The problem: The exercise asks for every line of the data to be reproduced exactly.

Dataset extract:
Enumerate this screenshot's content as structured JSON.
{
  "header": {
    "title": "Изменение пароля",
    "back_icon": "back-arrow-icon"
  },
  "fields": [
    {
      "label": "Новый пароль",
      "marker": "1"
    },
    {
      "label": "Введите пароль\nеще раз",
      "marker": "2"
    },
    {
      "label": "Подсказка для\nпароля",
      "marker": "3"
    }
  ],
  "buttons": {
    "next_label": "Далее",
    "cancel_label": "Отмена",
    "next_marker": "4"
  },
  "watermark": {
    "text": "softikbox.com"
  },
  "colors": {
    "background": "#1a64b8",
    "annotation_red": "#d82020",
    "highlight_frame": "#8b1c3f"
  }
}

The answer:
Enumerate this screenshot's content as structured JSON.
{
  "header": {
    "title": "Изменение пароля",
    "back_icon": "back-arrow-icon"
  },
  "fields": [
    {
      "label": "Новый пароль",
      "marker": "1"
    },
    {
      "label": "Введите пароль\nеще раз",
      "marker": "2"
    },
    {
      "label": "Подсказка для\nпароля",
      "marker": "3"
    }
  ],
  "buttons": {
    "next_label": "Далее",
    "cancel_label": "Отмена",
    "next_marker": "4"
  },
  "watermark": {
    "text": "softikbox.com"
  },
  "colors": {
    "background": "#1a64b8",
    "annotation_red": "#d82020",
    "highlight_frame": "#8b1c3f"
  }
}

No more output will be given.